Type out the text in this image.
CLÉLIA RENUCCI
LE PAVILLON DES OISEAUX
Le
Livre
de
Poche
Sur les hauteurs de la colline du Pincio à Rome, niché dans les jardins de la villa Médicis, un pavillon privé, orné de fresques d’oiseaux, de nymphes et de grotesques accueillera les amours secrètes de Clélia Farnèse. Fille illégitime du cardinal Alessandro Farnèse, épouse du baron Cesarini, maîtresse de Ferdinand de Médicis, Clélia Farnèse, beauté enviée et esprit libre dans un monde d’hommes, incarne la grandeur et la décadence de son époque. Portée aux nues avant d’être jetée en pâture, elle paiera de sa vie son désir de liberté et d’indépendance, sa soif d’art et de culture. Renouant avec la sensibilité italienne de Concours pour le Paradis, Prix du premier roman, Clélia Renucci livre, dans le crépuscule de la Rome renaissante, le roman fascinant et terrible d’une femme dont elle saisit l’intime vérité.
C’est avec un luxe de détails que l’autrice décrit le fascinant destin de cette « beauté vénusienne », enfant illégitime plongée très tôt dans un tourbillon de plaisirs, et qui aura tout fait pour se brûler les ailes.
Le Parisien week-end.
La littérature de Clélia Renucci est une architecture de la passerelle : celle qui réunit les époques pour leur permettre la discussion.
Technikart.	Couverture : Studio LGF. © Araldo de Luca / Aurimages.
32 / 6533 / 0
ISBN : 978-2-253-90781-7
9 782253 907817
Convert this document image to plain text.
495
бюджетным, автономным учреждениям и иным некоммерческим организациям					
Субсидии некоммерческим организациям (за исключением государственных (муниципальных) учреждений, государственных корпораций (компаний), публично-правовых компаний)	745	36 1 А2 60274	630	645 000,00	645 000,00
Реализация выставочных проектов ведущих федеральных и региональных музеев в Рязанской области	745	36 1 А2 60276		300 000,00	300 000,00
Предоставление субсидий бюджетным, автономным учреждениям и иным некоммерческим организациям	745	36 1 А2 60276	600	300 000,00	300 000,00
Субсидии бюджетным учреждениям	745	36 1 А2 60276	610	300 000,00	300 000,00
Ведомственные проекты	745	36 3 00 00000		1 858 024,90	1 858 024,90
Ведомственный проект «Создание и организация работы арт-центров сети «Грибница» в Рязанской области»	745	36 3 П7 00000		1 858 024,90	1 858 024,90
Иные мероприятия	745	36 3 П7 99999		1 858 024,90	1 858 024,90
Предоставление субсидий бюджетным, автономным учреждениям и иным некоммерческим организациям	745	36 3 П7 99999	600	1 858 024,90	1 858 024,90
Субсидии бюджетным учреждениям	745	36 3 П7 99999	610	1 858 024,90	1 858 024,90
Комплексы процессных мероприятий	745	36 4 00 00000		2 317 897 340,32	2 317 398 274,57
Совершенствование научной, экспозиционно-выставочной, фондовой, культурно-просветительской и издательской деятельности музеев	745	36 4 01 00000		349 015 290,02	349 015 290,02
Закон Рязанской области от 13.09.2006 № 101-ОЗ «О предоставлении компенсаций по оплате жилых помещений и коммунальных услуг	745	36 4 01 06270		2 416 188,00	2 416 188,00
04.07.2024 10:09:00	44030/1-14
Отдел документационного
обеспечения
━━━━━━━━━━━━━━━━━━━━
- WRITTEN TASK -
Gather each line in the data that holds the string "Субсидии".

- RESULT FOR THIS TASK -
Субсидии некоммерческим организациям (за исключением государственных (муниципальных) учреждений, государственных корпораций (компаний), публично-правовых компаний)	745	36 1 А2 60274	630	645 000,00	645 000,00
Субсидии бюджетным учреждениям	745	36 1 А2 60276	610	300 000,00	300 000,00
Субсидии бюджетным учреждениям	745	36 3 П7 99999	610	1 858 024,90	1 858 024,90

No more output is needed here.